→ Data for the task
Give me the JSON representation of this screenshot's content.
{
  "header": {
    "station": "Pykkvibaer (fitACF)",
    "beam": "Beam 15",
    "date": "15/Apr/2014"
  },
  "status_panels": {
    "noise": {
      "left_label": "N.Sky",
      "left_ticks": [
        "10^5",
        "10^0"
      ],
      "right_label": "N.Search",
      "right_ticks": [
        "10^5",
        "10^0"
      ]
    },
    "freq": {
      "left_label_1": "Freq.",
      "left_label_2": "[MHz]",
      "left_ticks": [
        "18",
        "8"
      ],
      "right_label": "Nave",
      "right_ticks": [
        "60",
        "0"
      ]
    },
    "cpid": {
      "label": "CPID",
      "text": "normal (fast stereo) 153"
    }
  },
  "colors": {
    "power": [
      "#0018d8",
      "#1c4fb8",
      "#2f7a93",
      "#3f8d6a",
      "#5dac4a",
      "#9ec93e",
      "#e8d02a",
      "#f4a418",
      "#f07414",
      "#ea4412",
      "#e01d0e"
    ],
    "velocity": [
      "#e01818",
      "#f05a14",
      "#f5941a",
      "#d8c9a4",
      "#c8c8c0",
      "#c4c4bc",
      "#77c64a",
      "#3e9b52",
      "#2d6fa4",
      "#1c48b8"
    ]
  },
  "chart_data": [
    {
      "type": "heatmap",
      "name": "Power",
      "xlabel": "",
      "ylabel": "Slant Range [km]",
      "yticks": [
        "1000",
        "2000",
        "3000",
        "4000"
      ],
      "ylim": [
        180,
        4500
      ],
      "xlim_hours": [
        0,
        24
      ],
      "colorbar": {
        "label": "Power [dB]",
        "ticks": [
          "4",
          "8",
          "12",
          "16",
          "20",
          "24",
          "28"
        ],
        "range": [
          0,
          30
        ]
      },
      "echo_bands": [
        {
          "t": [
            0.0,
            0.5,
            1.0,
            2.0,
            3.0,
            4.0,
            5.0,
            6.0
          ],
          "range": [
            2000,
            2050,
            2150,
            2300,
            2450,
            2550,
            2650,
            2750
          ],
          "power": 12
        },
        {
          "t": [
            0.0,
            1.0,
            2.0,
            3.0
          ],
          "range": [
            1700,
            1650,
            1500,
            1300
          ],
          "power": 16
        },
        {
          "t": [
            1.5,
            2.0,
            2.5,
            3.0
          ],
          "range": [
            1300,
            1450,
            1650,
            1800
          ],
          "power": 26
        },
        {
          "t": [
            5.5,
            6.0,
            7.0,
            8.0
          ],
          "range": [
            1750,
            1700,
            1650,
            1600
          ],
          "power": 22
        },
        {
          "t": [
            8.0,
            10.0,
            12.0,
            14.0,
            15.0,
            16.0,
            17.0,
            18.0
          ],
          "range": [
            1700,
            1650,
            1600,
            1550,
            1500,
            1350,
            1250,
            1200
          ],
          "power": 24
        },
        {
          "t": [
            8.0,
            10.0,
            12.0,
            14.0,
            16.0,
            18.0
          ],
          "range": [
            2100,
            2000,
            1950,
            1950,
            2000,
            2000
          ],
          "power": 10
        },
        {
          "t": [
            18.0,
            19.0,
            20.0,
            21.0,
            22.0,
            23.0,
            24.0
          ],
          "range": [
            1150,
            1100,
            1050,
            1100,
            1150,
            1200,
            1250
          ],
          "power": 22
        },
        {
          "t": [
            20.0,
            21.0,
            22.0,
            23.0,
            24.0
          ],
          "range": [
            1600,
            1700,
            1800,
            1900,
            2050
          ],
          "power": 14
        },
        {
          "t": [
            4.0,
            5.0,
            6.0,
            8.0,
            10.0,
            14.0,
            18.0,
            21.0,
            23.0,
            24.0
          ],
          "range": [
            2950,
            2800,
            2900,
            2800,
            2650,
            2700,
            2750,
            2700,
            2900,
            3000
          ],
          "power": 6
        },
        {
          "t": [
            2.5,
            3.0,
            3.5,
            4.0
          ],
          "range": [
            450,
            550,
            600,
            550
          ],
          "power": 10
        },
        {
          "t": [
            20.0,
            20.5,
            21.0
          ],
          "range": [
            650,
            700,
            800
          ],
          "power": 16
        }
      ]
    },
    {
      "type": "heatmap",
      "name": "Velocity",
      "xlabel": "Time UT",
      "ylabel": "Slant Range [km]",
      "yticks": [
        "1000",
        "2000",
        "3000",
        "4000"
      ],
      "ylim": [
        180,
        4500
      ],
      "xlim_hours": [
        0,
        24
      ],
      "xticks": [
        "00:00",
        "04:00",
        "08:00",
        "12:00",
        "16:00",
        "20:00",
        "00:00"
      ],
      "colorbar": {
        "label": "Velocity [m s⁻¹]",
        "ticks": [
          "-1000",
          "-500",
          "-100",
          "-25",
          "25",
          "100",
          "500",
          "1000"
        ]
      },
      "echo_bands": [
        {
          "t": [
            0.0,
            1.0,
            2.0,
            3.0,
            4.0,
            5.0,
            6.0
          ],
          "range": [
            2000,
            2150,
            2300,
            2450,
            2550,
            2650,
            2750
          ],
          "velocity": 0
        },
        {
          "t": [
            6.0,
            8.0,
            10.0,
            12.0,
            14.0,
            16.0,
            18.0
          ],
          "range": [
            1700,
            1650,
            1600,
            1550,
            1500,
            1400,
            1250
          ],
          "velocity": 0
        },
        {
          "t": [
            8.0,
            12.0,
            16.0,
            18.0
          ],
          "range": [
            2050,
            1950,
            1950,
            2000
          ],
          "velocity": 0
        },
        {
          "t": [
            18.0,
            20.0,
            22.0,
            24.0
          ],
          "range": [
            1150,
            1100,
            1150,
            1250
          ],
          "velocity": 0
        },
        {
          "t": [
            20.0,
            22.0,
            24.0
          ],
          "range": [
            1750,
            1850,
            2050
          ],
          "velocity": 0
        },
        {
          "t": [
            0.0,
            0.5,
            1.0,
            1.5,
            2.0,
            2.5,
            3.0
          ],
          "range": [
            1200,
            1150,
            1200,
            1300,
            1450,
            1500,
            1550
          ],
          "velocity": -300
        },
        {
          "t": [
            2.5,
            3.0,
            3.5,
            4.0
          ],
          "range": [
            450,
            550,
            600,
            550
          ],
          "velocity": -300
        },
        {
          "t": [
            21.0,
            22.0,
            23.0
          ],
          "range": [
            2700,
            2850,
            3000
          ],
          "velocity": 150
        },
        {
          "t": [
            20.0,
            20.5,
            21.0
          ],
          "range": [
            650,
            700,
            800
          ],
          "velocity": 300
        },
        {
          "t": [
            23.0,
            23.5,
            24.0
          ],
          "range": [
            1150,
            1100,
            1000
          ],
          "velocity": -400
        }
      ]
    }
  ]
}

→ Job
Print the whole listing again, exactly.

→ Task response
Give me the JSON representation of this screenshot's content.
{
  "header": {
    "station": "Pykkvibaer (fitACF)",
    "beam": "Beam 15",
    "date": "15/Apr/2014"
  },
  "status_panels": {
    "noise": {
      "left_label": "N.Sky",
      "left_ticks": [
        "10^5",
        "10^0"
      ],
      "right_label": "N.Search",
      "right_ticks": [
        "10^5",
        "10^0"
      ]
    },
    "freq": {
      "left_label_1": "Freq.",
      "left_label_2": "[MHz]",
      "left_ticks": [
        "18",
        "8"
      ],
      "right_label": "Nave",
      "right_ticks": [
        "60",
        "0"
      ]
    },
    "cpid": {
      "label": "CPID",
      "text": "normal (fast stereo) 153"
    }
  },
  "colors": {
    "power": [
      "#0018d8",
      "#1c4fb8",
      "#2f7a93",
      "#3f8d6a",
      "#5dac4a",
      "#9ec93e",
      "#e8d02a",
      "#f4a418",
      "#f07414",
      "#ea4412",
      "#e01d0e"
    ],
    "velocity": [
      "#e01818",
      "#f05a14",
      "#f5941a",
      "#d8c9a4",
      "#c8c8c0",
      "#c4c4bc",
      "#77c64a",
      "#3e9b52",
      "#2d6fa4",
      "#1c48b8"
    ]
  },
  "chart_data": [
    {
      "type": "heatmap",
      "name": "Power",
      "xlabel": "",
      "ylabel": "Slant Range [km]",
      "yticks": [
        "1000",
        "2000",
        "3000",
        "4000"
      ],
      "ylim": [
        180,
        4500
      ],
      "xlim_hours": [
        0,
        24
      ],
      "colorbar": {
        "label": "Power [dB]",
        "ticks": [
          "4",
          "8",
          "12",
          "16",
          "20",
          "24",
          "28"
        ],
        "range": [
          0,
          30
        ]
      },
      "echo_bands": [
        {
          "t": [
            0.0,
            0.5,
            1.0,
            2.0,
            3.0,
            4.0,
            5.0,
            6.0
          ],
          "range": [
            2000,
            2050,
            2150,
            2300,
            2450,
            2550,
            2650,
            2750
          ],
          "power": 12
        },
        {
          "t": [
            0.0,
            1.0,
            2.0,
            3.0
          ],
          "range": [
            1700,
            1650,
            1500,
            1300
          ],
          "power": 16
        },
        {
          "t": [
            1.5,
            2.0,
            2.5,
            3.0
          ],
          "range": [
            1300,
            1450,
            1650,
            1800
          ],
          "power": 26
        },
        {
          "t": [
            5.5,
            6.0,
            7.0,
            8.0
          ],
          "range": [
            1750,
            1700,
            1650,
            1600
          ],
          "power": 22
        },
        {
          "t": [
            8.0,
            10.0,
            12.0,
            14.0,
            15.0,
            16.0,
            17.0,
            18.0
          ],
          "range": [
            1700,
            1650,
            1600,
            1550,
            1500,
            1350,
            1250,
            1200
          ],
          "power": 24
        },
        {
          "t": [
            8.0,
            10.0,
            12.0,
            14.0,
            16.0,
            18.0
          ],
          "range": [
            2100,
            2000,
            1950,
            1950,
            2000,
            2000
          ],
          "power": 10
        },
        {
          "t": [
            18.0,
            19.0,
            20.0,
            21.0,
            22.0,
            23.0,
            24.0
          ],
          "range": [
            1150,
            1100,
            1050,
            1100,
            1150,
            1200,
            1250
          ],
          "power": 22
        },
        {
          "t": [
            20.0,
            21.0,
            22.0,
            23.0,
            24.0
          ],
          "range": [
            1600,
            1700,
            1800,
            1900,
            2050
          ],
          "power": 14
        },
        {
          "t": [
            4.0,
            5.0,
            6.0,
            8.0,
            10.0,
            14.0,
            18.0,
            21.0,
            23.0,
            24.0
          ],
          "range": [
            2950,
            2800,
            2900,
            2800,
            2650,
            2700,
            2750,
            2700,
            2900,
            3000
          ],
          "power": 6
        },
        {
          "t": [
            2.5,
            3.0,
            3.5,
            4.0
          ],
          "range": [
            450,
            550,
            600,
            550
          ],
          "power": 10
        },
        {
          "t": [
            20.0,
            20.5,
            21.0
          ],
          "range": [
            650,
            700,
            800
          ],
          "power": 16
        }
      ]
    },
    {
      "type": "heatmap",
      "name": "Velocity",
      "xlabel": "Time UT",
      "ylabel": "Slant Range [km]",
      "yticks": [
        "1000",
        "2000",
        "3000",
        "4000"
      ],
      "ylim": [
        180,
        4500
      ],
      "xlim_hours": [
        0,
        24
      ],
      "xticks": [
        "00:00",
        "04:00",
        "08:00",
        "12:00",
        "16:00",
        "20:00",
        "00:00"
      ],
      "colorbar": {
        "label": "Velocity [m s⁻¹]",
        "ticks": [
          "-1000",
          "-500",
          "-100",
          "-25",
          "25",
          "100",
          "500",
          "1000"
        ]
      },
      "echo_bands": [
        {
          "t": [
            0.0,
            1.0,
            2.0,
            3.0,
            4.0,
            5.0,
            6.0
          ],
          "range": [
            2000,
            2150,
            2300,
            2450,
            2550,
            2650,
            2750
          ],
          "velocity": 0
        },
        {
          "t": [
            6.0,
            8.0,
            10.0,
            12.0,
            14.0,
            16.0,
            18.0
          ],
          "range": [
            1700,
            1650,
            1600,
            1550,
            1500,
            1400,
            1250
          ],
          "velocity": 0
        },
        {
          "t": [
            8.0,
            12.0,
            16.0,
            18.0
          ],
          "range": [
            2050,
            1950,
            1950,
            2000
          ],
          "velocity": 0
        },
        {
          "t": [
            18.0,
            20.0,
            22.0,
            24.0
          ],
          "range": [
            1150,
            1100,
            1150,
            1250
          ],
          "velocity": 0
        },
        {
          "t": [
            20.0,
            22.0,
            24.0
          ],
          "range": [
            1750,
            1850,
            2050
          ],
          "velocity": 0
        },
        {
          "t": [
            0.0,
            0.5,
            1.0,
            1.5,
            2.0,
            2.5,
            3.0
          ],
          "range": [
            1200,
            1150,
            1200,
            1300,
            1450,
            1500,
            1550
          ],
          "velocity": -300
        },
        {
          "t": [
            2.5,
            3.0,
            3.5,
            4.0
          ],
          "range": [
            450,
            550,
            600,
            550
          ],
          "velocity": -300
        },
        {
          "t": [
            21.0,
            22.0,
            23.0
          ],
          "range": [
            2700,
            2850,
            3000
          ],
          "velocity": 150
        },
        {
          "t": [
            20.0,
            20.5,
            21.0
          ],
          "range": [
            650,
            700,
            800
          ],
          "velocity": 300
        },
        {
          "t": [
            23.0,
            23.5,
            24.0
          ],
          "range": [
            1150,
            1100,
            1000
          ],
          "velocity": -400
        }
      ]
    }
  ]
}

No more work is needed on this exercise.